__学習用テキスト__:
サイバーブリッジ株式会社の久保田です。
一世を風靡した(?)ランサムウェアですが、最近では少し落ち着きを見せている感がありますね。
しかし、依然として高い水準で被害事例も出ています。落ち着いたり、慣れてきたときに被害にあうケースもありますので、改めて注意が必要ですね。
さて、先日マイナーに関するご紹介をさせていただきました。実は、この動向に沿った動きを見せるランサムウェアが存在するのです。
目次
インストールするコンポーネントをデバイスに応じて選ぶ?
ランサムウェア「Rakhni」は、攻撃に使用するコンポーネントの一つとして、仮想通貨マイニングモジュールを加えました。
ダウンローダー型のトロイの木馬である「Rakhni」は、相手の端末に応じてインストールするコンポーネントを自ら選択します。
これは非常に興味深いですね…。簡単にいうと、「この端末は仮想通貨のマイニングに使えそうだ!」と判断した場合は、「マイニングウイルスを入れてしまえ!!」となるわけです。

__取り組む課題__:
a) ランサムウェアの記事で、かぎかっこ「」に囲まれている語句を、重複を除いてすべて挙げてください。
b) ランサムウェアの記事のうち、「サイバーブリッジ株式会社の久保田です。」で始まり「ングモジュールを加えました。」で終わる部分を、一字も変えずに書き写すこと。
資料は今回の作業には使わない。

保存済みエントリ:

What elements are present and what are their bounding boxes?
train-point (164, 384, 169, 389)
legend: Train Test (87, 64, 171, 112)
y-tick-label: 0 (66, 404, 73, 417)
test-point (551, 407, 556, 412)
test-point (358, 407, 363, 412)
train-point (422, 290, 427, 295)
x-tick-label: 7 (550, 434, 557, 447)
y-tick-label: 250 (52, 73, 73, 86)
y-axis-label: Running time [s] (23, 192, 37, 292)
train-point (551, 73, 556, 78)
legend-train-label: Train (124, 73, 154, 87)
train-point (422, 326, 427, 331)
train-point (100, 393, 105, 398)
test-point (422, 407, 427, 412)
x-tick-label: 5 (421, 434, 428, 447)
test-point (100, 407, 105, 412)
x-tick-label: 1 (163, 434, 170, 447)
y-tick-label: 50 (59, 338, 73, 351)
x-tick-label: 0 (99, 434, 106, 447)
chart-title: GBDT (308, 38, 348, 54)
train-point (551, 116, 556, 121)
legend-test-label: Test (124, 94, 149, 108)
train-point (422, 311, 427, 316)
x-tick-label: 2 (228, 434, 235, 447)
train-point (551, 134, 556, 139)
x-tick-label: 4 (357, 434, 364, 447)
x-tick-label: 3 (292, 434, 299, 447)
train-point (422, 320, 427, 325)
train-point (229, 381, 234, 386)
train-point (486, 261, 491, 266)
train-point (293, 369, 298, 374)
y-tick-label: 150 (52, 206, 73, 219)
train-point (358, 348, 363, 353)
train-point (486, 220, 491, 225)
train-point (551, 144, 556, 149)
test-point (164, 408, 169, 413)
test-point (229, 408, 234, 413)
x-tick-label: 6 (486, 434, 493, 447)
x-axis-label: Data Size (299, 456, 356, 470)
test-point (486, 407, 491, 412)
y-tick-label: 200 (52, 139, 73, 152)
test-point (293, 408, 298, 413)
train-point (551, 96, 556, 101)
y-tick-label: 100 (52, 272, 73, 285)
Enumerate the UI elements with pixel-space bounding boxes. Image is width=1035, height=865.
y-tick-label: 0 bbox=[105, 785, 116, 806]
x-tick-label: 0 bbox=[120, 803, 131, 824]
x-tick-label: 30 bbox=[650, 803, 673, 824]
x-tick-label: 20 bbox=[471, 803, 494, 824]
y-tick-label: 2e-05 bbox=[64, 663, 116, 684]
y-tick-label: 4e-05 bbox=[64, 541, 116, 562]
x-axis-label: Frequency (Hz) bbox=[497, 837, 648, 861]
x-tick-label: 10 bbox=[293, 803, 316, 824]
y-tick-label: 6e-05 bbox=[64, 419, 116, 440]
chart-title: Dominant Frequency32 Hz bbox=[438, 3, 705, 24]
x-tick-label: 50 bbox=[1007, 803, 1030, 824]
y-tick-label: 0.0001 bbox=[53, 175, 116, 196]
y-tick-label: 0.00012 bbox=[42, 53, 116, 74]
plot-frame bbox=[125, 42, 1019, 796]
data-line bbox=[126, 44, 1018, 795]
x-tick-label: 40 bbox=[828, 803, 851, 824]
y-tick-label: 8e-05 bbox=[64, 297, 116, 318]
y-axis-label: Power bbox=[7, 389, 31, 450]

__課題の解答__:
a)
Rakhni
この端末は仮想通貨のマイニングに使えそうだ!
マイニングウイルスを入れてしまえ!!

b)
サイバーブリッジ株式会社の久保田です。
一世を風靡した(?)ランサムウェアですが、最近では少し落ち着きを見せている感がありますね。
しかし、依然として高い水準で被害事例も出ています。落ち着いたり、慣れてきたときに被害にあうケースもありますので、改めて注意が必要ですね。
さて、先日マイナーに関するご紹介をさせていただきました。実は、この動向に沿った動きを見せるランサムウェアが存在するのです。
目次
インストールするコンポーネントをデバイスに応じて選ぶ?
ランサムウェア「Rakhni」は、攻撃に使用するコンポーネントの一つとして、仮想通貨マイニングモジュールを加えました。